#### [What this task involves]
Going line by line through the data below, how many lines contain the word "desarrollo"? Give only the number.

#### [Information given]
┄┄┄┄┄┄┄┄┄┄┄┄┄┄┄┄┄┄┄┄
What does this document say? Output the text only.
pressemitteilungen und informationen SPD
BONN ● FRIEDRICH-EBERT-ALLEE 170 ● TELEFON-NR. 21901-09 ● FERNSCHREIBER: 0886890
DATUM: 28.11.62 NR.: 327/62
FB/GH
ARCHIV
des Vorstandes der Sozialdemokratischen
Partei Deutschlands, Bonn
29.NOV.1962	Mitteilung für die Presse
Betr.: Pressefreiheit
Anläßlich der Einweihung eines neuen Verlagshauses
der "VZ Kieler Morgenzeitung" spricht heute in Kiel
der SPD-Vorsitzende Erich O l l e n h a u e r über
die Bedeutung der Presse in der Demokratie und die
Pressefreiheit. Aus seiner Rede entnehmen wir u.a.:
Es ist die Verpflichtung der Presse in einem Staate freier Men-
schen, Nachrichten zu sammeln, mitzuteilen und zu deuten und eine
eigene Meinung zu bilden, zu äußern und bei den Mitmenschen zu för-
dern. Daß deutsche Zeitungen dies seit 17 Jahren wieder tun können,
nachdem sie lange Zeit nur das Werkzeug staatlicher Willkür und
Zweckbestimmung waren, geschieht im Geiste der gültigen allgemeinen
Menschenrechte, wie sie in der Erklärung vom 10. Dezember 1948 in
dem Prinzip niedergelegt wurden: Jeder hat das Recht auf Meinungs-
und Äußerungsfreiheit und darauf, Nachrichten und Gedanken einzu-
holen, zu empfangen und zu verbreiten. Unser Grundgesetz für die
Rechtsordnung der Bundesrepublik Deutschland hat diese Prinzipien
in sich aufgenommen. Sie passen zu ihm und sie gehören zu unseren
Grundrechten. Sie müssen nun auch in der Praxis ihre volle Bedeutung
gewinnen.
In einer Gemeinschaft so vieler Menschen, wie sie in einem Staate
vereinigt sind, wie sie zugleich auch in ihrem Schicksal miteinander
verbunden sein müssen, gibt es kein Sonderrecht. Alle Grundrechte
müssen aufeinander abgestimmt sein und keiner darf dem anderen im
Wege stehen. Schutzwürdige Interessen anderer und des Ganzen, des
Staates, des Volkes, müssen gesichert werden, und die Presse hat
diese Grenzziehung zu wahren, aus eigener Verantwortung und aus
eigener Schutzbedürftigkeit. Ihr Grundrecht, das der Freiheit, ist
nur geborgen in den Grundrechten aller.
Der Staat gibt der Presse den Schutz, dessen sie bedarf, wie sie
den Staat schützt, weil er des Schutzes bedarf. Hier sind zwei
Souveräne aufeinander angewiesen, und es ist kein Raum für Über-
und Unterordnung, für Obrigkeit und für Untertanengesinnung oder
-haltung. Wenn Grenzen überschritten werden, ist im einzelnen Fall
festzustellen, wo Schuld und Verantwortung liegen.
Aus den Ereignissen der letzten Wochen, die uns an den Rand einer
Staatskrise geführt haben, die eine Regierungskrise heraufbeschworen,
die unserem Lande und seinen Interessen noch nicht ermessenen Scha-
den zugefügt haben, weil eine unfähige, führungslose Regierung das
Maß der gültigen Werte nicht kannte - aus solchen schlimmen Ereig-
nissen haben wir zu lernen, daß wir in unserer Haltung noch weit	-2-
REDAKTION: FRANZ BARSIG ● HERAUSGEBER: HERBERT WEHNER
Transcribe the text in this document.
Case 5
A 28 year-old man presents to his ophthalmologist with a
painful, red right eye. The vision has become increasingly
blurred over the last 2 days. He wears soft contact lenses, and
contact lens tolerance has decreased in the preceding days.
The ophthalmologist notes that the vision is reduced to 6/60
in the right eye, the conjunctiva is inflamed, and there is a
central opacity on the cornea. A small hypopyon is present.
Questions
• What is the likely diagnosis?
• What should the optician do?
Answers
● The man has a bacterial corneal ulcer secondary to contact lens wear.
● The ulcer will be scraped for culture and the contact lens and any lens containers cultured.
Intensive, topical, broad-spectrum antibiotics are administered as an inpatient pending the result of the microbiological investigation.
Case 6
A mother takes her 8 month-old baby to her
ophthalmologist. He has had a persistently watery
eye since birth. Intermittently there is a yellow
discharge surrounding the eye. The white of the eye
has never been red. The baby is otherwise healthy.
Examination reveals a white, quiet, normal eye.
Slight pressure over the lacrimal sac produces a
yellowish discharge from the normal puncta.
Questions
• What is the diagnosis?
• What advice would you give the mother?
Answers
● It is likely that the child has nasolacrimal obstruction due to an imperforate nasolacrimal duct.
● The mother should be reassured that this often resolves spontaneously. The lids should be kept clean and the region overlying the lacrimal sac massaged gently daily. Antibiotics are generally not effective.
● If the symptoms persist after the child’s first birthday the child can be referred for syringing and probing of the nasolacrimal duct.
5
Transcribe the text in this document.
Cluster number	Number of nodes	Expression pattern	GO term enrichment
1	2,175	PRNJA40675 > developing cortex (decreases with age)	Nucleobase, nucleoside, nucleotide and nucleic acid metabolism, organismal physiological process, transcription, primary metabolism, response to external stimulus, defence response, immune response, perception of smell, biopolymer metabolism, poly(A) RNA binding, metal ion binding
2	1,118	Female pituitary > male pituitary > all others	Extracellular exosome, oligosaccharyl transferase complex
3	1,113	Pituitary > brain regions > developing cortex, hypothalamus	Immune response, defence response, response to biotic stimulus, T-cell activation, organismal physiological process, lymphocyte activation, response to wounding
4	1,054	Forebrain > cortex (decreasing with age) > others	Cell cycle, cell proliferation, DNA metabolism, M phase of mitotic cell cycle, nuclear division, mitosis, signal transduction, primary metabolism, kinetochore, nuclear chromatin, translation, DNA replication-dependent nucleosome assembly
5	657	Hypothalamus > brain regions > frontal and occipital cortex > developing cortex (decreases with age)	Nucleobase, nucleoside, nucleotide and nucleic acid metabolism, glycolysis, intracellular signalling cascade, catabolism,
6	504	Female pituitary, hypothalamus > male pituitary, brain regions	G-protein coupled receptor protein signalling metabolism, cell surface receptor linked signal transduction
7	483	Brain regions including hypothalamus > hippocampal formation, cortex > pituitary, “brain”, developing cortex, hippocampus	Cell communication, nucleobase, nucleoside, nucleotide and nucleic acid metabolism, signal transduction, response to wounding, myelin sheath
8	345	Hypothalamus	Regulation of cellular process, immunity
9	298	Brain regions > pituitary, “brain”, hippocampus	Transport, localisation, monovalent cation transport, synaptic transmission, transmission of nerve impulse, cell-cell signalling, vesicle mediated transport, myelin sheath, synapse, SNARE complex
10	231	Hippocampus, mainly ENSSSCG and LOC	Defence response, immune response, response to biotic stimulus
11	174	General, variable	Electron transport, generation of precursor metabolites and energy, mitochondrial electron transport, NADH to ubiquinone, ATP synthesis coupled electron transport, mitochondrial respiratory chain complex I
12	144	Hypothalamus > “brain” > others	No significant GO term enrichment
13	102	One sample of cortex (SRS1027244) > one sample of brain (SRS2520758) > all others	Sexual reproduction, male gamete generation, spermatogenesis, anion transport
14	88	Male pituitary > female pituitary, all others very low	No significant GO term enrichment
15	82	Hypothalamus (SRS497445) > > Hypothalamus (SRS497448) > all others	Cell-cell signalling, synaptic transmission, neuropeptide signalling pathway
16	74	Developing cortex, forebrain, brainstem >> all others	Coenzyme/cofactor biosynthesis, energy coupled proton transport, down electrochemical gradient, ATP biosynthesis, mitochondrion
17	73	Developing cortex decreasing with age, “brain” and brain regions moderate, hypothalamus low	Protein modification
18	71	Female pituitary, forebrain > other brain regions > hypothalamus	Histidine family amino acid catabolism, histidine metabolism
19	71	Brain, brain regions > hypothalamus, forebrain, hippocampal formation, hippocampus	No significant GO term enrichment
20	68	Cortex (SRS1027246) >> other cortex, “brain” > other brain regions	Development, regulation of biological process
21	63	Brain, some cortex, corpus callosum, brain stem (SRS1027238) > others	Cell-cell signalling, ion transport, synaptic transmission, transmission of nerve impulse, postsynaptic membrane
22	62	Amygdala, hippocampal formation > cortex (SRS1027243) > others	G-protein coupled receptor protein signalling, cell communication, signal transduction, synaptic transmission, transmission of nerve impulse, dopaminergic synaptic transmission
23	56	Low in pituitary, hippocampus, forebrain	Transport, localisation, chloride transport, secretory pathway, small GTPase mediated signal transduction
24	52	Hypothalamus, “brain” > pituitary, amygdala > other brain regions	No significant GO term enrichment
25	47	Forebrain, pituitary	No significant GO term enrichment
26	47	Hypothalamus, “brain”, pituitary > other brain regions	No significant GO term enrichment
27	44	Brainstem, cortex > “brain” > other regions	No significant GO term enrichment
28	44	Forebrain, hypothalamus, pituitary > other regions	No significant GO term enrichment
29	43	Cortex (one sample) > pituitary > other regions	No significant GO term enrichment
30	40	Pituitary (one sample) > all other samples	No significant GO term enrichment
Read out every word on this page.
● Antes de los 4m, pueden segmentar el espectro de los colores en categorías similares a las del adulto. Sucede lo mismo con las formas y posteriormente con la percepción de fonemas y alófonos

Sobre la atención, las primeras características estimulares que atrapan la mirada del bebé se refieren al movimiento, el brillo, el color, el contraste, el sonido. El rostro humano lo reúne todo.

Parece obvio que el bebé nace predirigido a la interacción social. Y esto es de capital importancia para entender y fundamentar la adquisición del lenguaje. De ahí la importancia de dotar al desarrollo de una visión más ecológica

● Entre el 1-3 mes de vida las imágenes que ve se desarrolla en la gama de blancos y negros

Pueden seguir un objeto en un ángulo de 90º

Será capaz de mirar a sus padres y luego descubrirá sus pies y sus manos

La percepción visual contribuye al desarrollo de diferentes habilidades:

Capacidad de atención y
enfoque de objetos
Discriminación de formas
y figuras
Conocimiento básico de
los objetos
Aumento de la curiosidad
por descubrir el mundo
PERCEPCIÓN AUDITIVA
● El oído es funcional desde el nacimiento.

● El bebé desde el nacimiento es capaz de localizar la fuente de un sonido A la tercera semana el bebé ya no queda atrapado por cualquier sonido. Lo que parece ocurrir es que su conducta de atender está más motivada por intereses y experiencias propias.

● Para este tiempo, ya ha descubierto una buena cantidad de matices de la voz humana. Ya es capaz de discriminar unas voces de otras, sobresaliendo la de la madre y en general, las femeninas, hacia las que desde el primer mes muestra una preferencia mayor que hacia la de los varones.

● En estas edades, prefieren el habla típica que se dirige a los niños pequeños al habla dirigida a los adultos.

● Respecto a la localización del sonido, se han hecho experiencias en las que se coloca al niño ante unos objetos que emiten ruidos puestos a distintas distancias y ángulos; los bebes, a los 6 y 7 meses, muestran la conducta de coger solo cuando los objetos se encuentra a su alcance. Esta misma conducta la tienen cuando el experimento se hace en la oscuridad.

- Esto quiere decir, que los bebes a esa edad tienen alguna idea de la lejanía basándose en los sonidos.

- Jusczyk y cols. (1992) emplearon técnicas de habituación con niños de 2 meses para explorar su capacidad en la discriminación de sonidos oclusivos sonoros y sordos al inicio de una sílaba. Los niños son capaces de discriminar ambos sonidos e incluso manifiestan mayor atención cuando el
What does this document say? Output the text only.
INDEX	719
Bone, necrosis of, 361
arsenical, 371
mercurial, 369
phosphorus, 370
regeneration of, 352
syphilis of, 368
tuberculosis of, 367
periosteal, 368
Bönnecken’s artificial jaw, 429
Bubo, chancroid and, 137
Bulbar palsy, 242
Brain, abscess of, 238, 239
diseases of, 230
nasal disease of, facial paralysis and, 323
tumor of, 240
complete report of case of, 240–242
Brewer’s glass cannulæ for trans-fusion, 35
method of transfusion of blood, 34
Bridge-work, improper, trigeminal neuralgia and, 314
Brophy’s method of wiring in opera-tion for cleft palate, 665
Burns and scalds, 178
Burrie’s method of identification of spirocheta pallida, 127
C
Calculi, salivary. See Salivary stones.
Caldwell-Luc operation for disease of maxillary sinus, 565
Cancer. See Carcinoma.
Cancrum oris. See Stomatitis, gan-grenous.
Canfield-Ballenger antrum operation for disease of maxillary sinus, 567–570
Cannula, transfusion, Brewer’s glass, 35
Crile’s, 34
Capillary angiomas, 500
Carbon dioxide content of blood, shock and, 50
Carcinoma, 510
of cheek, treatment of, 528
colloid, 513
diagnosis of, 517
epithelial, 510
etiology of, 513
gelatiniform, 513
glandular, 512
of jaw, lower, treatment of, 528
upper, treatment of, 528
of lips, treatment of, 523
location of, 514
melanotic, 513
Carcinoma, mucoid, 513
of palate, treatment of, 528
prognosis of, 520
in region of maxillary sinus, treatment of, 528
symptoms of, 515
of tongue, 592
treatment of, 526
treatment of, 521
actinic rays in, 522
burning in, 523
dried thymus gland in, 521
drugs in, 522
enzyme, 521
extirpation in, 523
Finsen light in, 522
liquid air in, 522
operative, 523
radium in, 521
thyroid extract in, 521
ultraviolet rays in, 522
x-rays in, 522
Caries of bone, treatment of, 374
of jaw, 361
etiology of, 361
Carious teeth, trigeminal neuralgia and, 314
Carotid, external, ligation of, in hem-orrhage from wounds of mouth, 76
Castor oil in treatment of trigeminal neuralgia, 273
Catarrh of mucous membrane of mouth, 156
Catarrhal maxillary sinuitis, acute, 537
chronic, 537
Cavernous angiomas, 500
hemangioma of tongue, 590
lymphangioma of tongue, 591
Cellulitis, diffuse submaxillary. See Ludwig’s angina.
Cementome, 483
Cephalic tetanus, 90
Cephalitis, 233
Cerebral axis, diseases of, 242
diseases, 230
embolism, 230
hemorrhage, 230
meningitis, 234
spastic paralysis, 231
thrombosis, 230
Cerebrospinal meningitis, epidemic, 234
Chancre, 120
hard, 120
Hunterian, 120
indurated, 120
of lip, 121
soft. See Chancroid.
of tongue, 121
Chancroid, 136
┄┄┄┄┄┄┄┄┄┄┄┄┄┄┄┄┄┄┄┄
#### [Answer to this task]
2